INPUT DATA ->
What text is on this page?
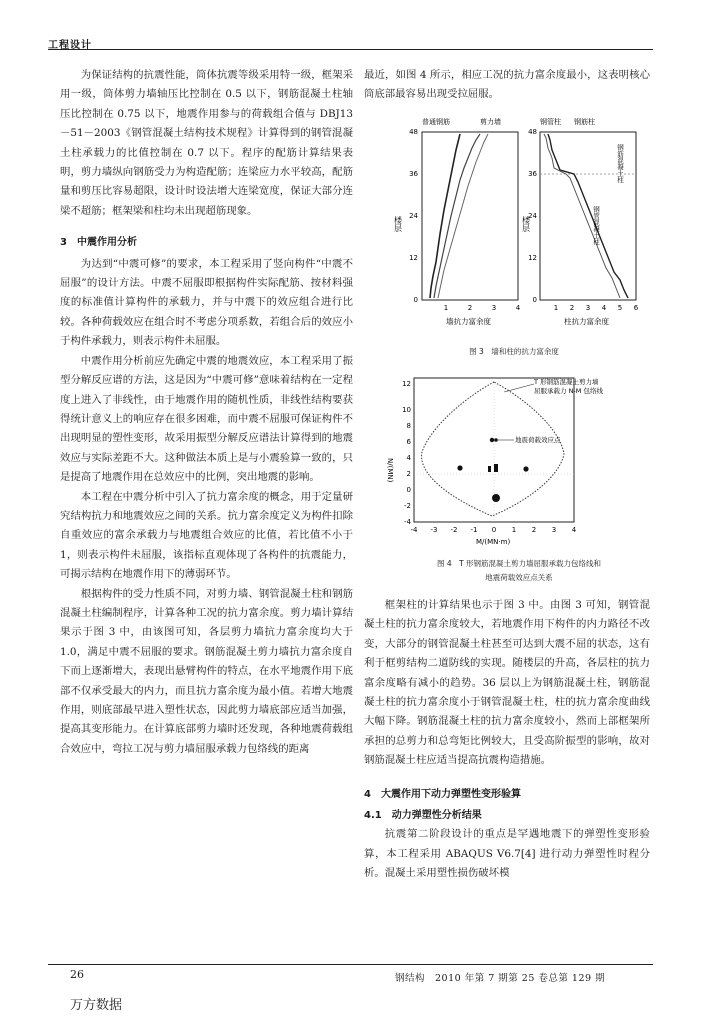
工程设计

为保证结构的抗震性能，筒体抗震等级采用特一级，框架采用一级，筒体剪力墙轴压比控制在 0.5 以下，钢筋混凝土柱轴压比控制在 0.75 以下，地震作用参与的荷载组合值与 DBJ13－51－2003《钢管混凝土结构技术规程》计算得到的钢管混凝土柱承载力的比值控制在 0.7 以下。程序的配筋计算结果表明，剪力墙纵向钢筋受力为构造配筋；连梁应力水平较高，配筋量和剪压比容易超限，设计时设法增大连梁宽度，保证大部分连梁不超筋；框架梁和柱均未出现超筋现象。

3　中震作用分析

为达到“中震可修”的要求，本工程采用了竖向构件“中震不屈服”的设计方法。中震不屈服即根据构件实际配筋、按材料强度的标准值计算构件的承载力，并与中震下的效应组合进行比较。各种荷载效应在组合时不考虑分项系数，若组合后的效应小于构件承载力，则表示构件未屈服。

中震作用分析前应先确定中震的地震效应，本工程采用了振型分解反应谱的方法，这是因为“中震可修”意味着结构在一定程度上进入了非线性，由于地震作用的随机性质，非线性结构要获得统计意义上的响应存在很多困难，而中震不屈服可保证构件不出现明显的塑性变形，故采用振型分解反应谱法计算得到的地震效应与实际差距不大。这种做法本质上是与小震验算一致的，只是提高了地震作用在总效应中的比例，突出地震的影响。

本工程在中震分析中引入了抗力富余度的概念，用于定量研究结构抗力和地震效应之间的关系。抗力富余度定义为构件扣除自重效应的富余承载力与地震组合效应的比值，若比值不小于 1，则表示构件未屈服，该指标直观体现了各构件的抗震能力，可揭示结构在地震作用下的薄弱环节。

根据构件的受力性质不同，对剪力墙、钢管混凝土柱和钢筋混凝土柱编制程序，计算各种工况的抗力富余度。剪力墙计算结果示于图 3 中，由该图可知，各层剪力墙抗力富余度均大于 1.0，满足中震不屈服的要求。钢筋混凝土剪力墙抗力富余度自下而上逐渐增大，表现出悬臂构件的特点，在水平地震作用下底部不仅承受最大的内力，而且抗力富余度为最小值。若增大地震作用，则底部最早进入塑性状态，因此剪力墙底部应适当加强，提高其变形能力。在计算底部剪力墙时还发现，各种地震荷载组合效应中，弯拉工况与剪力墙屈服承载力包络线的距离

最近，如图 4 所示，相应工况的抗力富余度最小，这表明核心筒底部最容易出现受拉屈服。

普通钢筋	剪力墙
楼层
墙抗力富余度
0
12
24
36
48
1	2	3	4
钢管柱 钢筋柱
楼层
柱抗力富余度
0
12
24
36
48
1 2 3 4 5 6
钢筋混凝土柱
钢管混凝土柱
图 3　墙和柱的抗力富余度
N/(MN)
M/(MN·m)
-4
-2
0
2
4
6
8
10
12
-4 -3 -2 -1 0 1 2 3 4
T 形钢筋混凝土剪力墙
屈服承载力 N-M 包络线
地震荷载效应点
图 4　T 形钢筋混凝土剪力墙屈服承载力包络线和
地震荷载效应点关系

框架柱的计算结果也示于图 3 中。由图 3 可知，钢管混凝土柱的抗力富余度较大，若地震作用下构件的内力路径不改变，大部分的钢管混凝土柱甚至可达到大震不屈的状态，这有利于框剪结构二道防线的实现。随楼层的升高，各层柱的抗力富余度略有减小的趋势。36 层以上为钢筋混凝土柱，钢筋混凝土柱的抗力富余度小于钢管混凝土柱，柱的抗力富余度曲线大幅下降。钢筋混凝土柱的抗力富余度较小，然而上部框架所承担的总剪力和总弯矩比例较大，且受高阶振型的影响，故对钢筋混凝土柱应适当提高抗震构造措施。

4　大震作用下动力弹塑性变形验算

4.1　动力弹塑性分析结果

抗震第二阶段设计的重点是罕遇地震下的弹塑性变形验算，本工程采用 ABAQUS V6.7[4] 进行动力弹塑性时程分析。混凝土采用塑性损伤破坏模

26	钢结构　2010 年第 7 期第 25 卷总第 129 期
万方数据
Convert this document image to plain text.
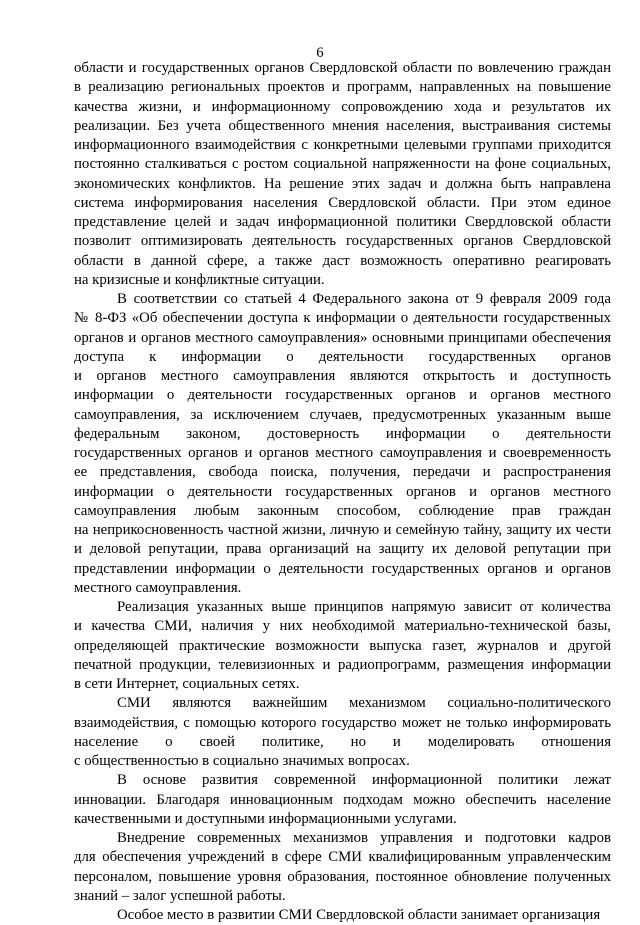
6
области и государственных органов Свердловской области по вовлечению граждан
в реализацию региональных проектов и программ, направленных на повышение
качества жизни, и информационному сопровождению хода и результатов их
реализации. Без учета общественного мнения населения, выстраивания системы
информационного взаимодействия с конкретными целевыми группами приходится
постоянно сталкиваться с ростом социальной напряженности на фоне социальных,
экономических конфликтов. На решение этих задач и должна быть направлена
система информирования населения Свердловской области. При этом единое
представление целей и задач информационной политики Свердловской области
позволит оптимизировать деятельность государственных органов Свердловской
области в данной сфере, а также даст возможность оперативно реагировать
на кризисные и конфликтные ситуации.
В соответствии со статьей 4 Федерального закона от 9 февраля 2009 года
№ 8-ФЗ «Об обеспечении доступа к информации о деятельности государственных
органов и органов местного самоуправления» основными принципами обеспечения
доступа к информации о деятельности государственных органов
и органов местного самоуправления являются открытость и доступность
информации о деятельности государственных органов и органов местного
самоуправления, за исключением случаев, предусмотренных указанным выше
федеральным законом, достоверность информации о деятельности
государственных органов и органов местного самоуправления и своевременность
ее представления, свобода поиска, получения, передачи и распространения
информации о деятельности государственных органов и органов местного
самоуправления любым законным способом, соблюдение прав граждан
на неприкосновенность частной жизни, личную и семейную тайну, защиту их чести
и деловой репутации, права организаций на защиту их деловой репутации при
представлении информации о деятельности государственных органов и органов
местного самоуправления.
Реализация указанных выше принципов напрямую зависит от количества
и качества СМИ, наличия у них необходимой материально-технической базы,
определяющей практические возможности выпуска газет, журналов и другой
печатной продукции, телевизионных и радиопрограмм, размещения информации
в сети Интернет, социальных сетях.
СМИ являются важнейшим механизмом социально-политического
взаимодействия, с помощью которого государство может не только информировать
население о своей политике, но и моделировать отношения
с общественностью в социально значимых вопросах.
В основе развития современной информационной политики лежат
инновации. Благодаря инновационным подходам можно обеспечить население
качественными и доступными информационными услугами.
Внедрение современных механизмов управления и подготовки кадров
для обеспечения учреждений в сфере СМИ квалифицированным управленческим
персоналом, повышение уровня образования, постоянное обновление полученных
знаний – залог успешной работы.
Особое место в развитии СМИ Свердловской области занимает организация
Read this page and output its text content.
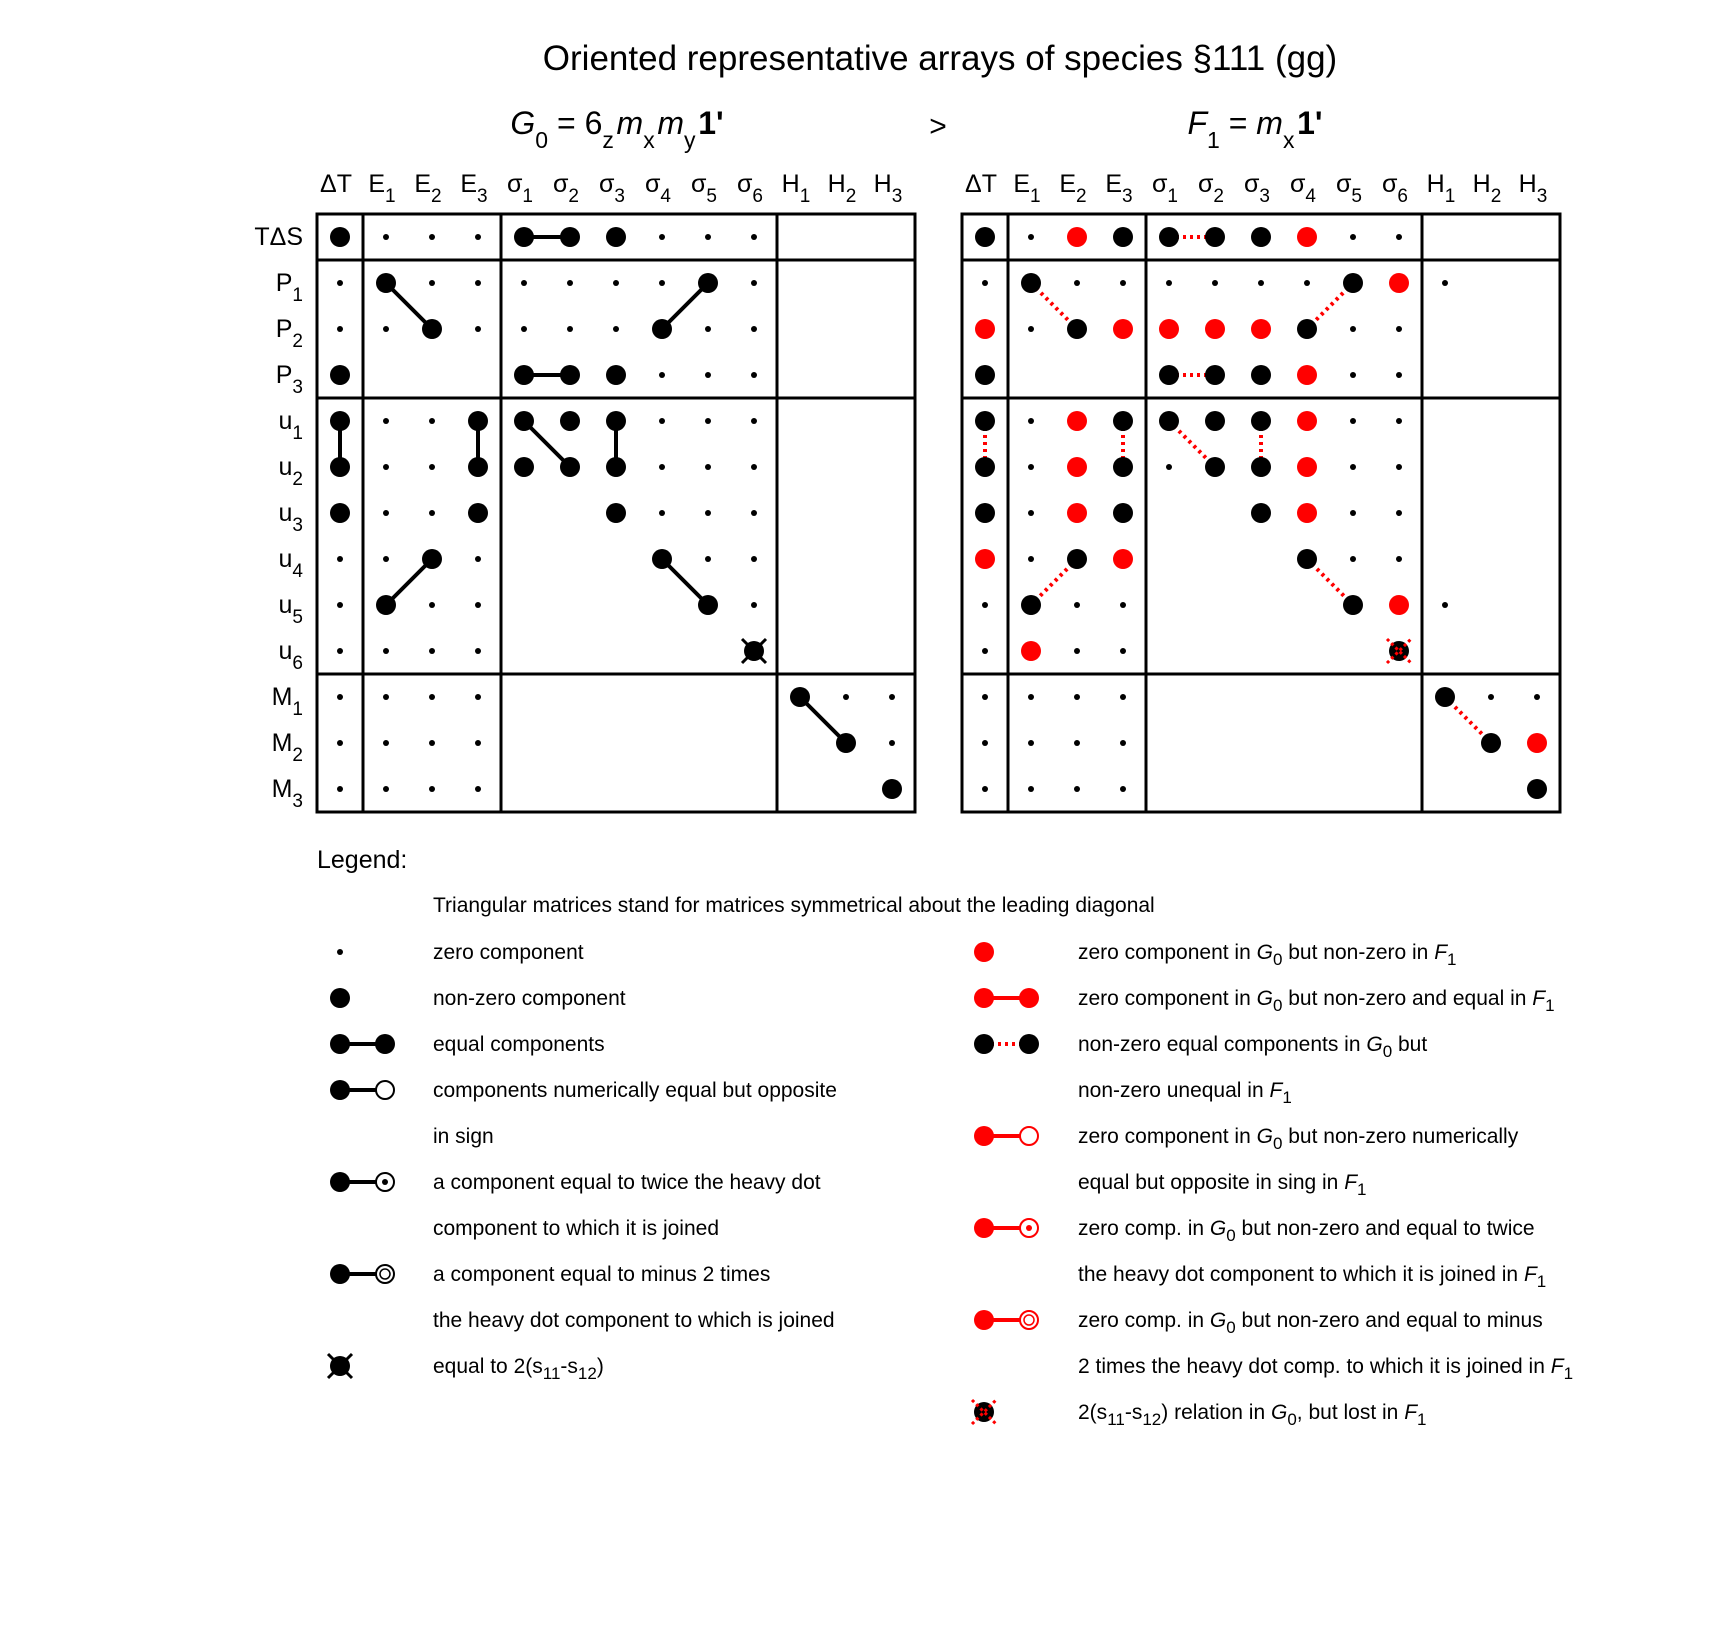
Oriented representative arrays of species §111 (gg)
>
$G_0 = 6_z$ $m_x$ $m_y$ 1'	$F_1 = m_x$ 1'
ΔT $E_1$ $E_2$ $E_3$ $\sigma_1$ $\sigma_2$ $\sigma_3$ $\sigma_4$ $\sigma_5$ $\sigma_6$ $H_1$ $H_2$ $H_3$	ΔT $E_1$ $E_2$ $E_3$ $\sigma_1$ $\sigma_2$ $\sigma_3$ $\sigma_4$ $\sigma_5$ $\sigma_6$ $H_1$ $H_2$ $H_3$
TΔS
$P_1$
$P_2$
$P_3$
$u_1$
$u_2$
$u_3$
$u_4$
$u_5$
$u_6$
$M_1$
$M_2$
$M_3$
Legend:
Triangular matrices stand for matrices symmetrical about the leading diagonal
zero component
non-zero component
equal components
components numerically equal but opposite
in sign
a component equal to twice the heavy dot
component to which it is joined
a component equal to minus 2 times
the heavy dot component to which is joined
equal to $2(s_{11}-s_{12})$
zero component in $G_0$ but non-zero in $F_1$
zero component in $G_0$ but non-zero and equal in $F_1$
non-zero equal components in $G_0$ but
non-zero unequal in $F_1$
zero component in $G_0$ but non-zero numerically
equal but opposite in sing in $F_1$
zero comp. in $G_0$ but non-zero and equal to twice
the heavy dot component to which it is joined in $F_1$
zero comp. in $G_0$ but non-zero and equal to minus
2 times the heavy dot comp. to which it is joined in $F_1$
$2(s_{11}-s_{12})$ relation in $G_0$, but lost in $F_1$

WRITTEN EXERCISE -> Write only the number of lines that include "самоуправления".

EXERCISE ANSWER -> 6